The input ::
* start *
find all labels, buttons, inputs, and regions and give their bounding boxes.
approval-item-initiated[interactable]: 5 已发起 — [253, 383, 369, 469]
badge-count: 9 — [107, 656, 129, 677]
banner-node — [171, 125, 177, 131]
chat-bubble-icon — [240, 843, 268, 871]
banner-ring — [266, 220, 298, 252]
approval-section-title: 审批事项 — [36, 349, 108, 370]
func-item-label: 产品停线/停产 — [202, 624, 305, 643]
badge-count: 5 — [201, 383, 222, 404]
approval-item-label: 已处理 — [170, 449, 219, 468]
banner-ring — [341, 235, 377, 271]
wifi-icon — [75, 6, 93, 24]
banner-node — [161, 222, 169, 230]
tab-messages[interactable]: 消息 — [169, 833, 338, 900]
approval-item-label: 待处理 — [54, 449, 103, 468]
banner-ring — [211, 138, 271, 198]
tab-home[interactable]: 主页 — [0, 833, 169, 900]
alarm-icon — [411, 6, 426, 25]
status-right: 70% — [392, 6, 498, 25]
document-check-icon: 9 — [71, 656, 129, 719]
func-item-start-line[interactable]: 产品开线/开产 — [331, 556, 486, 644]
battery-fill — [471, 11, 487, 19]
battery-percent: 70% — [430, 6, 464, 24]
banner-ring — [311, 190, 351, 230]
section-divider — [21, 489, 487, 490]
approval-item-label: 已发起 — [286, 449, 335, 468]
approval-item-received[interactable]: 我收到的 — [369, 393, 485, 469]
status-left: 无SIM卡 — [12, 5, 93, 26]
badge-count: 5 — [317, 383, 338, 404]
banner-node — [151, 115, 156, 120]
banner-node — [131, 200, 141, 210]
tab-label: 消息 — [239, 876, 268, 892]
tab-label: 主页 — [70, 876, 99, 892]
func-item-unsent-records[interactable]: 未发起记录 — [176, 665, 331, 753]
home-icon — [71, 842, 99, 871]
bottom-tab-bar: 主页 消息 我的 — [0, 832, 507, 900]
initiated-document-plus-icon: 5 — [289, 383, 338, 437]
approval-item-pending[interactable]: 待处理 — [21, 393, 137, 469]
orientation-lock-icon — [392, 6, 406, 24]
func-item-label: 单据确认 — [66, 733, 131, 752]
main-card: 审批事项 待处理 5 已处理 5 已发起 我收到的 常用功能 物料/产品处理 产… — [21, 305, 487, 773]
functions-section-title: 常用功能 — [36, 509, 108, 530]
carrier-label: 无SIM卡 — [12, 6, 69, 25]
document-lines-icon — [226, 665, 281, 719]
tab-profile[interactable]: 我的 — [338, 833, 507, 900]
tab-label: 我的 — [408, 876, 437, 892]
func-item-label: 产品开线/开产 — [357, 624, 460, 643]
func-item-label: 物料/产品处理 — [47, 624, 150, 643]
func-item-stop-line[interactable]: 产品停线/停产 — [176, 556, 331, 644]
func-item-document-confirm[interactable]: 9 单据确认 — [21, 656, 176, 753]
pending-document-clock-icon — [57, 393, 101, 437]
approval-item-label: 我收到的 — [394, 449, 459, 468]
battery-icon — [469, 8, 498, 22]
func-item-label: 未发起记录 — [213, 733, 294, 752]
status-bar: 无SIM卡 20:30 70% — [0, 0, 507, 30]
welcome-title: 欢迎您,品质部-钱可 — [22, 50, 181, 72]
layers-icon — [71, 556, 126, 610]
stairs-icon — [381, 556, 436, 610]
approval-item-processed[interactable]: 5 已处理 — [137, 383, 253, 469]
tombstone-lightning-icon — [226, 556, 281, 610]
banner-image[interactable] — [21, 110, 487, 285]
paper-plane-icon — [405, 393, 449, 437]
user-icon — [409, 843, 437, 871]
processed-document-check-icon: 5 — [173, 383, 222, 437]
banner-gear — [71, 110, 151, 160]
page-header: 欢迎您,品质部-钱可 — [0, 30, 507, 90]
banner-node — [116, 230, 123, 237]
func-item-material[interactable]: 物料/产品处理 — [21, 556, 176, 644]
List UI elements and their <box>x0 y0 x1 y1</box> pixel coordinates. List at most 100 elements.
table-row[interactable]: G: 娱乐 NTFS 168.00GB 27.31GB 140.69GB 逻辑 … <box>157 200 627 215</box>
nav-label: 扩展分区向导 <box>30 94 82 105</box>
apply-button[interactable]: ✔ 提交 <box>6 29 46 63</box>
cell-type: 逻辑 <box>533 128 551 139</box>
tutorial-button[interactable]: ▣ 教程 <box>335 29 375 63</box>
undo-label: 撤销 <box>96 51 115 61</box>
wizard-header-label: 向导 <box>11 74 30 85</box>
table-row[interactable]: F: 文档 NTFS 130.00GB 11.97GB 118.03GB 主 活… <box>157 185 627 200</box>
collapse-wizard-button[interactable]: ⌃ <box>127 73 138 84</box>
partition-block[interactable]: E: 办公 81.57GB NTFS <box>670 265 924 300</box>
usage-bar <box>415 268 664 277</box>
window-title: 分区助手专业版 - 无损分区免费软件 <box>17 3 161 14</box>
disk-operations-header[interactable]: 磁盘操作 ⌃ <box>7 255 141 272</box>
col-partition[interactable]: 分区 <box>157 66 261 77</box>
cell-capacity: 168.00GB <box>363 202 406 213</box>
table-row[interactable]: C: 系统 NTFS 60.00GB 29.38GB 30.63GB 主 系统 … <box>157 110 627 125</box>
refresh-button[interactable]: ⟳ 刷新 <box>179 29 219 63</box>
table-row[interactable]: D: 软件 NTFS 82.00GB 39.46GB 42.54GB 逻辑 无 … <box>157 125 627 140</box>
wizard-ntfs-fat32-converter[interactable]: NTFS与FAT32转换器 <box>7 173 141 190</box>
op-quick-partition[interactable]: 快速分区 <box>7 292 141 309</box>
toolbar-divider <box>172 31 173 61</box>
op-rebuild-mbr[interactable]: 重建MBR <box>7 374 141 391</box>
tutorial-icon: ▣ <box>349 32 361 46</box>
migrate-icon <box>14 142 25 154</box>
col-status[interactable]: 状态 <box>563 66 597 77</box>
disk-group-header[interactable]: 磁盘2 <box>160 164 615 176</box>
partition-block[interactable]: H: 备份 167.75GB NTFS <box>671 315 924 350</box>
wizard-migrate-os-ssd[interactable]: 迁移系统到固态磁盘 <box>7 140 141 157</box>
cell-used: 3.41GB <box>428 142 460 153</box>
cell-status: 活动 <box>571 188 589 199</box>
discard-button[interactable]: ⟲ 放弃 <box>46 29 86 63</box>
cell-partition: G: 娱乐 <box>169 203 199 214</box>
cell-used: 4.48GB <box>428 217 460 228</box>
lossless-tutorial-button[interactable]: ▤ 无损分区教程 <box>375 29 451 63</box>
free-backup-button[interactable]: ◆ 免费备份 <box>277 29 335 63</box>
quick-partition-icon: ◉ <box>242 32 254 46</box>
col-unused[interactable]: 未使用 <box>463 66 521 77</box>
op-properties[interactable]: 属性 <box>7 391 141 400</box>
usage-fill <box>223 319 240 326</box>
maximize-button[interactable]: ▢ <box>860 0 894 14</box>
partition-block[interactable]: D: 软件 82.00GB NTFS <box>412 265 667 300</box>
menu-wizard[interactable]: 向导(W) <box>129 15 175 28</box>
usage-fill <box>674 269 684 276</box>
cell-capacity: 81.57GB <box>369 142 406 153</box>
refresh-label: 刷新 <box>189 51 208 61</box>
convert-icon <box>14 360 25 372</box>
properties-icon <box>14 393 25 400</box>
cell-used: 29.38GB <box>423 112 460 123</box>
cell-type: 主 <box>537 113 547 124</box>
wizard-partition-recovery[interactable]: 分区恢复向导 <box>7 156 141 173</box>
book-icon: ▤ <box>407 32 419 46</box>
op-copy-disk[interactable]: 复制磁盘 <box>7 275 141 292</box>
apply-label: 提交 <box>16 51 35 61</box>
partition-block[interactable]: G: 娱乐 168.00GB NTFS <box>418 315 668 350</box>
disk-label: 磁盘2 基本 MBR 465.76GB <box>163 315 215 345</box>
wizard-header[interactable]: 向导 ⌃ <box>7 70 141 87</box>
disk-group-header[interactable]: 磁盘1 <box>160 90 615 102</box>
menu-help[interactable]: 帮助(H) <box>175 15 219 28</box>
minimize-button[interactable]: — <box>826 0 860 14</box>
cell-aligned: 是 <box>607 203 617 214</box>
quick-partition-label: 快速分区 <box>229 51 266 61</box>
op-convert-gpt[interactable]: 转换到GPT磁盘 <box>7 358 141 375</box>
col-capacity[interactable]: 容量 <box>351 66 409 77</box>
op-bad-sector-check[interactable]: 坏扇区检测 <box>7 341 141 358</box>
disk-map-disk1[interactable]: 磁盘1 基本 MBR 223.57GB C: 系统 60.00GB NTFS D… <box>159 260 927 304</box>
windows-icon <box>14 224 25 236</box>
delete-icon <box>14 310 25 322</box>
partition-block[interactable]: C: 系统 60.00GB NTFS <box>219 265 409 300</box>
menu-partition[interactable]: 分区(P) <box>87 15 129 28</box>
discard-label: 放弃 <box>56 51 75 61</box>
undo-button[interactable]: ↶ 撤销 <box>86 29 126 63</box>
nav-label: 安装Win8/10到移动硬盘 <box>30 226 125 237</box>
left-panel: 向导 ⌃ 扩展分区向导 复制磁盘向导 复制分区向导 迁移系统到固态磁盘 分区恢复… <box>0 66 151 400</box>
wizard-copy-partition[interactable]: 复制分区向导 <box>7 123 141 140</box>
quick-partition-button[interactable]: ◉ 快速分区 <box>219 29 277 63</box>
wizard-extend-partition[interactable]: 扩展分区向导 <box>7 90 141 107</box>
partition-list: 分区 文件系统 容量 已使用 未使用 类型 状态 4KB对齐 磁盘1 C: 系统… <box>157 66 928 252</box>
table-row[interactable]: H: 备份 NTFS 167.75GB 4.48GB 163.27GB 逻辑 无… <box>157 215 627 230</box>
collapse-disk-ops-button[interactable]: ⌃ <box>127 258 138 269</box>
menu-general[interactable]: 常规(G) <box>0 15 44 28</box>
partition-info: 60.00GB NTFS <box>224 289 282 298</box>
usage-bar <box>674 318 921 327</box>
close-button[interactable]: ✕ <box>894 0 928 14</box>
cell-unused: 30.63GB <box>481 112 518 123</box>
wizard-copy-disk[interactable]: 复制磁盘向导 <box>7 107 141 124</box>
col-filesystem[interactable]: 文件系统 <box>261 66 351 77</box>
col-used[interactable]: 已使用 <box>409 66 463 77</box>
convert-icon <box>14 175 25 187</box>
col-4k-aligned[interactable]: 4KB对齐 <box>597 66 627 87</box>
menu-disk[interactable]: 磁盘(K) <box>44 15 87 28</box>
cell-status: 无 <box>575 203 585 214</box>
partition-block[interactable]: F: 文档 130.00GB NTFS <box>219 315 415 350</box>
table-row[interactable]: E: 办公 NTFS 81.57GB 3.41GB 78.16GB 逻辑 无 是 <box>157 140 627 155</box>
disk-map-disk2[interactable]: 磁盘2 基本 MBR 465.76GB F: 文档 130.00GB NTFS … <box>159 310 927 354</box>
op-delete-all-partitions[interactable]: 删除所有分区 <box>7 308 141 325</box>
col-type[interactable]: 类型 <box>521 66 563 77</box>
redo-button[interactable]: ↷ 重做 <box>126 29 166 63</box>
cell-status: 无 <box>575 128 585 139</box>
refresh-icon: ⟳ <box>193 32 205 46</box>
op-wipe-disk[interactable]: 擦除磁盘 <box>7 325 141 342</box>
* end *
Short problem :: Copy out the items starting at the first line and ending at the line containing "badge-count: 5 — [317, 383, 338, 404]", replacing "banner-ring" with "banner-circle" and leaving everything else unchanged.

Response to the task ::
find all labels, buttons, inputs, and regions and give their bounding boxes.
approval-item-initiated[interactable]: 5 已发起 — [253, 383, 369, 469]
badge-count: 9 — [107, 656, 129, 677]
banner-node — [171, 125, 177, 131]
chat-bubble-icon — [240, 843, 268, 871]
banner-circle — [266, 220, 298, 252]
approval-section-title: 审批事项 — [36, 349, 108, 370]
func-item-label: 产品停线/停产 — [202, 624, 305, 643]
badge-count: 5 — [201, 383, 222, 404]
approval-item-label: 已处理 — [170, 449, 219, 468]
banner-circle — [341, 235, 377, 271]
wifi-icon — [75, 6, 93, 24]
banner-node — [161, 222, 169, 230]
tab-messages[interactable]: 消息 — [169, 833, 338, 900]
approval-item-label: 待处理 — [54, 449, 103, 468]
banner-circle — [211, 138, 271, 198]
tab-home[interactable]: 主页 — [0, 833, 169, 900]
alarm-icon — [411, 6, 426, 25]
status-right: 70% — [392, 6, 498, 25]
document-check-icon: 9 — [71, 656, 129, 719]
func-item-start-line[interactable]: 产品开线/开产 — [331, 556, 486, 644]
battery-fill — [471, 11, 487, 19]
battery-percent: 70% — [430, 6, 464, 24]
banner-circle — [311, 190, 351, 230]
section-divider — [21, 489, 487, 490]
approval-item-label: 已发起 — [286, 449, 335, 468]
approval-item-received[interactable]: 我收到的 — [369, 393, 485, 469]
status-left: 无SIM卡 — [12, 5, 93, 26]
badge-count: 5 — [317, 383, 338, 404]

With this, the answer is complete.